Exercise description: Each line that holds the word "JSON" counts once; give the total for the records below and nothing else.

Data for this exercise:
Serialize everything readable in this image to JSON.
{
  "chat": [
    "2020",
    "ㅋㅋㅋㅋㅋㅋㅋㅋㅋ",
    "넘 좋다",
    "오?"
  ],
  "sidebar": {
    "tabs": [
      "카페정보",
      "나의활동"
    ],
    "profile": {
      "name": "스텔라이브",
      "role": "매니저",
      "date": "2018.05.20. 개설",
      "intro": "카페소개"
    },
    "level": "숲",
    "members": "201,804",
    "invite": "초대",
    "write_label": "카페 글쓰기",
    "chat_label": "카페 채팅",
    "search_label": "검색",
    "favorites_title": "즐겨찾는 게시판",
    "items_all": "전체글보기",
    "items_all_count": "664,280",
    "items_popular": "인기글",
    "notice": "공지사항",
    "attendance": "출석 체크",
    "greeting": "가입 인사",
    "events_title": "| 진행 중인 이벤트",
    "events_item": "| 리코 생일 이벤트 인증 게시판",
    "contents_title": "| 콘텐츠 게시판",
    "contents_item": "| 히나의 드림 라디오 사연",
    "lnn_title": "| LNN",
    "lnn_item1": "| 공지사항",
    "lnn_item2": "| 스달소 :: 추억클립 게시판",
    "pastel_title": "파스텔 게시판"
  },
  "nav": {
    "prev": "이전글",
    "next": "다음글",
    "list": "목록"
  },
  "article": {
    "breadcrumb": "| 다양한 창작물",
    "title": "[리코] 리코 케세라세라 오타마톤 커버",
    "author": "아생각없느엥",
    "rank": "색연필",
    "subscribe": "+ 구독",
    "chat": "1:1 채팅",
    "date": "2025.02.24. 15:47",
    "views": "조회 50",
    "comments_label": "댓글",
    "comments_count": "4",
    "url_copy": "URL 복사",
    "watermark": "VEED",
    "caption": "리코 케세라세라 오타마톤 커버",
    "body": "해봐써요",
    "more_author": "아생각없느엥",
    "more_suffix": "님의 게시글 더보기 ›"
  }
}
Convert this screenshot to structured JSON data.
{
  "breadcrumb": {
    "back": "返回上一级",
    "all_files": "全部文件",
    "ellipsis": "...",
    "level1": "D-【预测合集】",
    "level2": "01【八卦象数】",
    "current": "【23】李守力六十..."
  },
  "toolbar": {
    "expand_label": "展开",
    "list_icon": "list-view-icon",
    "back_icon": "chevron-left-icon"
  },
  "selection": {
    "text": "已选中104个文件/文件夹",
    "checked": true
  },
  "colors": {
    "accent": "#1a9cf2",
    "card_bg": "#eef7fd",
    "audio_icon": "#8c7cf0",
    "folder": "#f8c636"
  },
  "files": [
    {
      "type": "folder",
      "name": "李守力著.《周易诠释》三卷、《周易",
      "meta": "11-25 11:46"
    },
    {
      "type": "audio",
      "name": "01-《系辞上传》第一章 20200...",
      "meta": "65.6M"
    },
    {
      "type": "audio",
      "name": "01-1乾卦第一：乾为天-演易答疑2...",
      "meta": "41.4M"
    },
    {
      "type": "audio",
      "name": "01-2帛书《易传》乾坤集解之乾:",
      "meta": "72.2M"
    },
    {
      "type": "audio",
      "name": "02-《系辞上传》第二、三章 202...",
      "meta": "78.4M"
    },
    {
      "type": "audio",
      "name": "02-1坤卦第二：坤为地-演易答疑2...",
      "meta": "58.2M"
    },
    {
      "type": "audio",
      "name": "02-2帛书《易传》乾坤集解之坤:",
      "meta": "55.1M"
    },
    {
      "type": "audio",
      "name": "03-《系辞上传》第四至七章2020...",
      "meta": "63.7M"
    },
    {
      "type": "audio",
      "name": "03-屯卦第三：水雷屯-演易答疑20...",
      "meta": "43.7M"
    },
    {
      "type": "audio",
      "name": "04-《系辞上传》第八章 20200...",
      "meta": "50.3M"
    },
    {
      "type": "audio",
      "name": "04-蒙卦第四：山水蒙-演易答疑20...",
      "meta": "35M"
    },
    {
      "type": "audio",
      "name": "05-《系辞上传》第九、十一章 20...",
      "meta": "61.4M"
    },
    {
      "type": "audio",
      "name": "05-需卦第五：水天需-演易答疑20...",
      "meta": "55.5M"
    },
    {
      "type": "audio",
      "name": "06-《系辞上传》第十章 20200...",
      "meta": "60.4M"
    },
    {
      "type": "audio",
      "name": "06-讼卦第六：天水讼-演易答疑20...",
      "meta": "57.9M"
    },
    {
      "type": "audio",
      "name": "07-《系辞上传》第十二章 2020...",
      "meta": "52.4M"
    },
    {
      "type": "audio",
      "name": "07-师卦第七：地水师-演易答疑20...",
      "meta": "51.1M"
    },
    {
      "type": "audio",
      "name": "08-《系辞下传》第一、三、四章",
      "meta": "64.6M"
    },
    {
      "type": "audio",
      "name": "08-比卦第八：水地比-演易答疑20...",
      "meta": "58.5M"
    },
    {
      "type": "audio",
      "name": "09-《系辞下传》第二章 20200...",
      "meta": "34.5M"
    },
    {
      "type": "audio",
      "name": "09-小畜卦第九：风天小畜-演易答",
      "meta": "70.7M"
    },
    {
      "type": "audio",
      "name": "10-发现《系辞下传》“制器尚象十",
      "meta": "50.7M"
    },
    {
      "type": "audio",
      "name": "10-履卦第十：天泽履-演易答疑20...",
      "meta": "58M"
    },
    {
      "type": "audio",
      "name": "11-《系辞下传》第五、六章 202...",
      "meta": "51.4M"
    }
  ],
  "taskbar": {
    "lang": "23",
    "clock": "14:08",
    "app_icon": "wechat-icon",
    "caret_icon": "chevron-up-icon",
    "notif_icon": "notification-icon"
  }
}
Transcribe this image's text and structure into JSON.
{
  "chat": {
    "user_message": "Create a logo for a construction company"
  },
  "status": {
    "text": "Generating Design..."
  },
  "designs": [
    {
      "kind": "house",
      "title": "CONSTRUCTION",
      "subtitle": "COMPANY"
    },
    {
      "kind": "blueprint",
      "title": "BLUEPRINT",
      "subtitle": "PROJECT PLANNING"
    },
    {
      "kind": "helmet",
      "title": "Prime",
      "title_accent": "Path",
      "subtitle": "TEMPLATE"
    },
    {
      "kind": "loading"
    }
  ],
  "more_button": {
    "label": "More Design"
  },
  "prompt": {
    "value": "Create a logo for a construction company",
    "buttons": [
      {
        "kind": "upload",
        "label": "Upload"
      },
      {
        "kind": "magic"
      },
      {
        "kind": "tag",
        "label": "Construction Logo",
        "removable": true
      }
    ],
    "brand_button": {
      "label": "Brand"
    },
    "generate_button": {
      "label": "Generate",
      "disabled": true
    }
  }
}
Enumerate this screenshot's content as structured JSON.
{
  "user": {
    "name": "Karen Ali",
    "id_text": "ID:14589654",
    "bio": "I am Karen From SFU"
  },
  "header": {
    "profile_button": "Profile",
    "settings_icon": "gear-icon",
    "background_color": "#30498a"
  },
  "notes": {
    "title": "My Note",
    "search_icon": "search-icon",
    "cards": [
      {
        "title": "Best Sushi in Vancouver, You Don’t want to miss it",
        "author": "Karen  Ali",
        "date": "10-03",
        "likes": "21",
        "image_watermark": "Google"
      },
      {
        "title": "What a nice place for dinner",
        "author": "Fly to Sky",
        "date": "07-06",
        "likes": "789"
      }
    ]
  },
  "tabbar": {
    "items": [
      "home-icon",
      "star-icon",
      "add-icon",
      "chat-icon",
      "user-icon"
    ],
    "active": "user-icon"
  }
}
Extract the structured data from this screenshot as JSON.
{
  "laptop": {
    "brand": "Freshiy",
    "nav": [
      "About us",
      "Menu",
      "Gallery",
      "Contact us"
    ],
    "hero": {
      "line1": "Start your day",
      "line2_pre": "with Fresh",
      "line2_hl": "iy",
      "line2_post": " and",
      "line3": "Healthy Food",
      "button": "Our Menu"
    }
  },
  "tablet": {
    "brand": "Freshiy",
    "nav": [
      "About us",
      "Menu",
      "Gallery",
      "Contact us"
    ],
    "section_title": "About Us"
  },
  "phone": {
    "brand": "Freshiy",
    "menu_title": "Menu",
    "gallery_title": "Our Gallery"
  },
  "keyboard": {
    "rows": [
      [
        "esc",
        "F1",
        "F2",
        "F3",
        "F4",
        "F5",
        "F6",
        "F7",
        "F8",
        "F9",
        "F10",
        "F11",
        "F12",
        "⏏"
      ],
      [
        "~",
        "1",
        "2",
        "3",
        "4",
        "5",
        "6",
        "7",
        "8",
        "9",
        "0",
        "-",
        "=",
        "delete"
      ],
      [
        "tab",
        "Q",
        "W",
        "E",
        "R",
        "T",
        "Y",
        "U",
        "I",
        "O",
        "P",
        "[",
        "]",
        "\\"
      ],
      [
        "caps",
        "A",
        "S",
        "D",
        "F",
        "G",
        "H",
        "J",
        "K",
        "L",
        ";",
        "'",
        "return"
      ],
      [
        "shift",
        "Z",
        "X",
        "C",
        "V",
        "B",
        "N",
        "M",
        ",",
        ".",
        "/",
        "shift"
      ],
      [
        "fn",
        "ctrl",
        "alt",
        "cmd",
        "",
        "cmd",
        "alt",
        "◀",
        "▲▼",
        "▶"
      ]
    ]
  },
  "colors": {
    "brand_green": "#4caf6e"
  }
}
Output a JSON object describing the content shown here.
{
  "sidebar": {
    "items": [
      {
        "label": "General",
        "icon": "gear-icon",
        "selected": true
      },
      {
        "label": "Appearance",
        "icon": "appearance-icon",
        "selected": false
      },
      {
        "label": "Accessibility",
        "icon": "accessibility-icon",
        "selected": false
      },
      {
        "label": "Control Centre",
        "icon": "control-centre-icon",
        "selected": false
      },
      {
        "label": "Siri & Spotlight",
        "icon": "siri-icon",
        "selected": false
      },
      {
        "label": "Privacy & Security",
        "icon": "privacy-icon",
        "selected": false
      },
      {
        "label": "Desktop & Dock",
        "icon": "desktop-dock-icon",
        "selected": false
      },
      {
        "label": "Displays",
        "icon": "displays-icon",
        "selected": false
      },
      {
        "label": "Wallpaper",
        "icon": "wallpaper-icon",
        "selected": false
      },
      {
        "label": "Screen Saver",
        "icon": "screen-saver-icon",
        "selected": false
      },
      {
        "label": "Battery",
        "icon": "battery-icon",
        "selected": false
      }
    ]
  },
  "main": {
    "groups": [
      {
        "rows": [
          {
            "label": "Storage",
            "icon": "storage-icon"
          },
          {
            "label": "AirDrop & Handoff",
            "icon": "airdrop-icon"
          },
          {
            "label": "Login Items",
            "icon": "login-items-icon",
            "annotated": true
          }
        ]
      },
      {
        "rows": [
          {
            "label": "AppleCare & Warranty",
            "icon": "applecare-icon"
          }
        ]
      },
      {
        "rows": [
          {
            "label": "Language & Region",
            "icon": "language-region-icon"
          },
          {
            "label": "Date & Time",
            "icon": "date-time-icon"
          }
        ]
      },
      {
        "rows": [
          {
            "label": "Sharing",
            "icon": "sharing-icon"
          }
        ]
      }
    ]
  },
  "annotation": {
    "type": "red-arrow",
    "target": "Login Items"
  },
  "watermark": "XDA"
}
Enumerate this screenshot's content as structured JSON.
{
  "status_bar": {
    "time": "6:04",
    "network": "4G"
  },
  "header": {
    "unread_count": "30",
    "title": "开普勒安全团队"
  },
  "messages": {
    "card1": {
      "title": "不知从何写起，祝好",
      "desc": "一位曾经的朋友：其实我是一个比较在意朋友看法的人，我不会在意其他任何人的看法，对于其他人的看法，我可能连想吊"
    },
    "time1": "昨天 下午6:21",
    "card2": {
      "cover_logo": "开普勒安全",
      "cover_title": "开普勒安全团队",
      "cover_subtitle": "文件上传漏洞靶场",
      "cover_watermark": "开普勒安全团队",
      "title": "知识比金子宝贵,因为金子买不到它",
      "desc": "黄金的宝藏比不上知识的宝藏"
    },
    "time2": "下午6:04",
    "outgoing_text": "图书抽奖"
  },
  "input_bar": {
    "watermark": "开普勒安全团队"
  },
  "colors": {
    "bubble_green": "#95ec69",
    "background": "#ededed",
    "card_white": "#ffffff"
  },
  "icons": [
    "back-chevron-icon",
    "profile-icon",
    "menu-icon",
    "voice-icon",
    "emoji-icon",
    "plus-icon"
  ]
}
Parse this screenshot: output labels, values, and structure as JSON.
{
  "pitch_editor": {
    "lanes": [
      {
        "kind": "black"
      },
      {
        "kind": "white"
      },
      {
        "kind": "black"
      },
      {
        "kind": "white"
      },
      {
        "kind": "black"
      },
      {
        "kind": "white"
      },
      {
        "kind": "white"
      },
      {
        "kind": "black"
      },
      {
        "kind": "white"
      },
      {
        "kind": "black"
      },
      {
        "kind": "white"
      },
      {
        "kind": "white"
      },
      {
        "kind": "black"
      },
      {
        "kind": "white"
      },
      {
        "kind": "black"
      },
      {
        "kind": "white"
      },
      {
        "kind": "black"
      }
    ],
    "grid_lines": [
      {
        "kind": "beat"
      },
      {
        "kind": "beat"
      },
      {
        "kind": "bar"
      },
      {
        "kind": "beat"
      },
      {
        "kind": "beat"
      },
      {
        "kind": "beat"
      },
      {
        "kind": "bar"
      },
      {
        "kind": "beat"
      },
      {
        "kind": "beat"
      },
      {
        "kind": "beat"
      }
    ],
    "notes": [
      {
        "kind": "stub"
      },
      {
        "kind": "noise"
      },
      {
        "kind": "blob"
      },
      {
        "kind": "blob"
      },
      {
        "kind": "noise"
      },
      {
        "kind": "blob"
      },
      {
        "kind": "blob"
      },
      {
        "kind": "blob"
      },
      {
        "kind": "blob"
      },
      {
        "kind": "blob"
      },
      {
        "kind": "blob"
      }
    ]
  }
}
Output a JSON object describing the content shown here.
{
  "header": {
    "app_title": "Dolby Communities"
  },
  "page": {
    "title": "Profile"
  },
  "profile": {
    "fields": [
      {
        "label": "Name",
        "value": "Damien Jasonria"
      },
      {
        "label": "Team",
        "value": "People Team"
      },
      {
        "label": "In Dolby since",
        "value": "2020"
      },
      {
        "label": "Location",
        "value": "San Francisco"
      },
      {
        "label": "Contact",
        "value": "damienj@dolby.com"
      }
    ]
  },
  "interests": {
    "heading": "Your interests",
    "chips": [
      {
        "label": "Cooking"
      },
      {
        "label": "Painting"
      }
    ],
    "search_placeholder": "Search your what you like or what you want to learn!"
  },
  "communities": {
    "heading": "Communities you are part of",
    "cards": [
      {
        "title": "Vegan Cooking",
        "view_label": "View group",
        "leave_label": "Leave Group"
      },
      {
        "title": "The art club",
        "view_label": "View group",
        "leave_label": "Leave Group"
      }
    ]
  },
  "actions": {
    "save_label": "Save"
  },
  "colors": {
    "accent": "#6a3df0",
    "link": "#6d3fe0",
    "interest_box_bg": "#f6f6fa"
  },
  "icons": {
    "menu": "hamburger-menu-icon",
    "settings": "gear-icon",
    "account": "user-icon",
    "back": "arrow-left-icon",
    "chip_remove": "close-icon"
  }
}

Exercise answer: 9